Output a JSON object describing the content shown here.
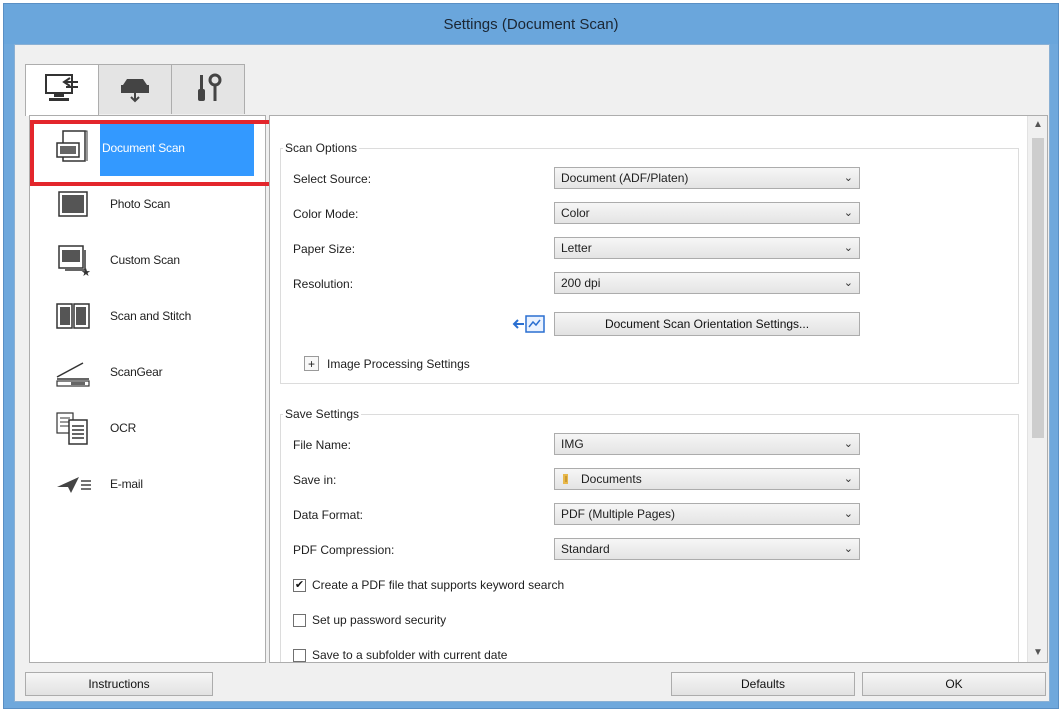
{
  "window": {
    "title": "Settings (Document Scan)"
  },
  "tabs": [
    {
      "name": "scan-from-computer",
      "icon": "computer-scan-icon",
      "active": true
    },
    {
      "name": "scan-from-panel",
      "icon": "scanner-icon",
      "active": false
    },
    {
      "name": "general-settings",
      "icon": "tools-icon",
      "active": false
    }
  ],
  "sidebar": {
    "items": [
      {
        "label": "Document Scan",
        "icon": "pdf-document-icon",
        "selected": true
      },
      {
        "label": "Photo Scan",
        "icon": "photo-icon"
      },
      {
        "label": "Custom Scan",
        "icon": "custom-scan-icon"
      },
      {
        "label": "Scan and Stitch",
        "icon": "stitch-icon"
      },
      {
        "label": "ScanGear",
        "icon": "scangear-icon"
      },
      {
        "label": "OCR",
        "icon": "ocr-icon"
      },
      {
        "label": "E-mail",
        "icon": "email-icon"
      }
    ]
  },
  "scan_options": {
    "title": "Scan Options",
    "select_source": {
      "label": "Select Source:",
      "value": "Document (ADF/Platen)"
    },
    "color_mode": {
      "label": "Color Mode:",
      "value": "Color"
    },
    "paper_size": {
      "label": "Paper Size:",
      "value": "Letter"
    },
    "resolution": {
      "label": "Resolution:",
      "value": "200 dpi"
    },
    "orientation_button": "Document Scan Orientation Settings...",
    "image_processing": "Image Processing Settings",
    "expand_symbol": "+"
  },
  "save_settings": {
    "title": "Save Settings",
    "file_name": {
      "label": "File Name:",
      "value": "IMG"
    },
    "save_in": {
      "label": "Save in:",
      "value": "Documents"
    },
    "data_format": {
      "label": "Data Format:",
      "value": "PDF (Multiple Pages)"
    },
    "pdf_compression": {
      "label": "PDF Compression:",
      "value": "Standard"
    },
    "checkboxes": [
      {
        "label": "Create a PDF file that supports keyword search",
        "checked": true
      },
      {
        "label": "Set up password security",
        "checked": false
      },
      {
        "label": "Save to a subfolder with current date",
        "checked": false
      }
    ]
  },
  "footer": {
    "instructions": "Instructions",
    "defaults": "Defaults",
    "ok": "OK"
  },
  "glyphs": {
    "chevron": "⌄",
    "check": "✔"
  },
  "colors": {
    "title_bar": "#6aa6dc",
    "selection": "#3399ff",
    "highlight": "#e3262c"
  }
}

- - - - - - -

Task to complete: The records above must be transcribed exactly. Pictures are left out of the copy.

Final answer:
Output a JSON object describing the content shown here.
{
  "window": {
    "title": "Settings (Document Scan)"
  },
  "tabs": [
    {
      "name": "scan-from-computer",
      "icon": "computer-scan-icon",
      "active": true
    },
    {
      "name": "scan-from-panel",
      "icon": "scanner-icon",
      "active": false
    },
    {
      "name": "general-settings",
      "icon": "tools-icon",
      "active": false
    }
  ],
  "sidebar": {
    "items": [
      {
        "label": "Document Scan",
        "icon": "pdf-document-icon",
        "selected": true
      },
      {
        "label": "Photo Scan",
        "icon": "photo-icon"
      },
      {
        "label": "Custom Scan",
        "icon": "custom-scan-icon"
      },
      {
        "label": "Scan and Stitch",
        "icon": "stitch-icon"
      },
      {
        "label": "ScanGear",
        "icon": "scangear-icon"
      },
      {
        "label": "OCR",
        "icon": "ocr-icon"
      },
      {
        "label": "E-mail",
        "icon": "email-icon"
      }
    ]
  },
  "scan_options": {
    "title": "Scan Options",
    "select_source": {
      "label": "Select Source:",
      "value": "Document (ADF/Platen)"
    },
    "color_mode": {
      "label": "Color Mode:",
      "value": "Color"
    },
    "paper_size": {
      "label": "Paper Size:",
      "value": "Letter"
    },
    "resolution": {
      "label": "Resolution:",
      "value": "200 dpi"
    },
    "orientation_button": "Document Scan Orientation Settings...",
    "image_processing": "Image Processing Settings",
    "expand_symbol": "+"
  },
  "save_settings": {
    "title": "Save Settings",
    "file_name": {
      "label": "File Name:",
      "value": "IMG"
    },
    "save_in": {
      "label": "Save in:",
      "value": "Documents"
    },
    "data_format": {
      "label": "Data Format:",
      "value": "PDF (Multiple Pages)"
    },
    "pdf_compression": {
      "label": "PDF Compression:",
      "value": "Standard"
    },
    "checkboxes": [
      {
        "label": "Create a PDF file that supports keyword search",
        "checked": true
      },
      {
        "label": "Set up password security",
        "checked": false
      },
      {
        "label": "Save to a subfolder with current date",
        "checked": false
      }
    ]
  },
  "footer": {
    "instructions": "Instructions",
    "defaults": "Defaults",
    "ok": "OK"
  },
  "glyphs": {
    "chevron": "⌄",
    "check": "✔"
  },
  "colors": {
    "title_bar": "#6aa6dc",
    "selection": "#3399ff",
    "highlight": "#e3262c"
  }
}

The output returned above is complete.